[Stored items from a collection]
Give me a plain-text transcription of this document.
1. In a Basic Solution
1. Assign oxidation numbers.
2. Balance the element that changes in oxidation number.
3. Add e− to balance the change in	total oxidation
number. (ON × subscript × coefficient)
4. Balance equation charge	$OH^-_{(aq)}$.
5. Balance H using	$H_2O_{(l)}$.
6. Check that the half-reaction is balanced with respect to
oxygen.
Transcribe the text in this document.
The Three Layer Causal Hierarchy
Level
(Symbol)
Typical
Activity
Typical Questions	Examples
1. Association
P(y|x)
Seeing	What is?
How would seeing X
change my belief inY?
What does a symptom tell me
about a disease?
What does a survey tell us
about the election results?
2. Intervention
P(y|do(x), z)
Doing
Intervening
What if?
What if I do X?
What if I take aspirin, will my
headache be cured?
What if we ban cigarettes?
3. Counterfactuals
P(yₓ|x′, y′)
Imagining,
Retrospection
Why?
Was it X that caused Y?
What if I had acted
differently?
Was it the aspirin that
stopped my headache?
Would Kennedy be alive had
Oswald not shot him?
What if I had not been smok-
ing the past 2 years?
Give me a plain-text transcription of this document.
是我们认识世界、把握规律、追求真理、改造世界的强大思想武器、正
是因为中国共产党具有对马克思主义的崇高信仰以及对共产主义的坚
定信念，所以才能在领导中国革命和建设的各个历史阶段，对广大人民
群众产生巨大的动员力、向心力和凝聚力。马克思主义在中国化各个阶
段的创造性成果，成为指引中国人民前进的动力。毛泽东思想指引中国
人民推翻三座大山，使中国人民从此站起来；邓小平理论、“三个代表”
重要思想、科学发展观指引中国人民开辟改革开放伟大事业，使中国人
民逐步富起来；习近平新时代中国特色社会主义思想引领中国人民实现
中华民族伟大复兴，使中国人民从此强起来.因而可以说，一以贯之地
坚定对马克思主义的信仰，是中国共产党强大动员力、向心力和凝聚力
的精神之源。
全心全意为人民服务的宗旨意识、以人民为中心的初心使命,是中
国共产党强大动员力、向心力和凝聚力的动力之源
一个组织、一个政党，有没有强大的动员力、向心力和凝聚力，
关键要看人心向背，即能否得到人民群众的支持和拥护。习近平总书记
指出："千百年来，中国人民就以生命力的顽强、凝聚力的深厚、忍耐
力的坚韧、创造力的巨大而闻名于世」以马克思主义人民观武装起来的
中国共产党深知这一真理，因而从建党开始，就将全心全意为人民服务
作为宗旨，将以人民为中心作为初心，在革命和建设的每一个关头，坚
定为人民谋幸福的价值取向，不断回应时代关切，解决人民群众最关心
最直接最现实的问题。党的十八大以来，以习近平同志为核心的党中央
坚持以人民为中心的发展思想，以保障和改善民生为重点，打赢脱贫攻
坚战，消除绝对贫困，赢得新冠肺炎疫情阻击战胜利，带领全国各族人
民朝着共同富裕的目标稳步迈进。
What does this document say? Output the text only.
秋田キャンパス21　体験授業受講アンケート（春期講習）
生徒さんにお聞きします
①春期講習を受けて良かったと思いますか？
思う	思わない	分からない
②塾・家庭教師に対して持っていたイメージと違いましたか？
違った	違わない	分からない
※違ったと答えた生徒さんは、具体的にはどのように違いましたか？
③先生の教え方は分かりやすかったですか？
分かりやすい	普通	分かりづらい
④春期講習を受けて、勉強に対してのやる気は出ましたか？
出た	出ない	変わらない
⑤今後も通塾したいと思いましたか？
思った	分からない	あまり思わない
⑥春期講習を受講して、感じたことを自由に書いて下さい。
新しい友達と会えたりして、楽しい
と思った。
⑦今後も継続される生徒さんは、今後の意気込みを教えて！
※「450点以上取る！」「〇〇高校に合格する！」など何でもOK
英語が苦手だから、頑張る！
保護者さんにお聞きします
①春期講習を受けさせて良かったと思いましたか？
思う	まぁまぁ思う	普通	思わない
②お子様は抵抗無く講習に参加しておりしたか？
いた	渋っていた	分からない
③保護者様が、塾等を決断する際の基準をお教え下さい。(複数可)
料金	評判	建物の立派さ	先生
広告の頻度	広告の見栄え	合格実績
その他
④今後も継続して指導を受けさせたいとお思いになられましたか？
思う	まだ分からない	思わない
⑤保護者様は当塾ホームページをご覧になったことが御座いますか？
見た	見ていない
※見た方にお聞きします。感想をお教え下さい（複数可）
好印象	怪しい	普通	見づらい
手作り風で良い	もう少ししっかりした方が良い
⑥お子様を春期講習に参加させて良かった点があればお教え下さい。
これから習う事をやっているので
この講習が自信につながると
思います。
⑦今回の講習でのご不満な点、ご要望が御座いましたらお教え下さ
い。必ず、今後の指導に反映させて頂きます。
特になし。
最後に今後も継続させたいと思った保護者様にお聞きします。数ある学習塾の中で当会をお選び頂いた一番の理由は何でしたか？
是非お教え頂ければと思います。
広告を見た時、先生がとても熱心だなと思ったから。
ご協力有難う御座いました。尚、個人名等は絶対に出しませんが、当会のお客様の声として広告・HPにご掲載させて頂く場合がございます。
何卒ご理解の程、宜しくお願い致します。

### What this task involves
Copy down every line of the entries containing the word "that".

### Final result
2. Balance the element that changes in oxidation number.
6. Check that the half-reaction is balanced with respect to
Was it X that caused Y?
Was it the aspirin that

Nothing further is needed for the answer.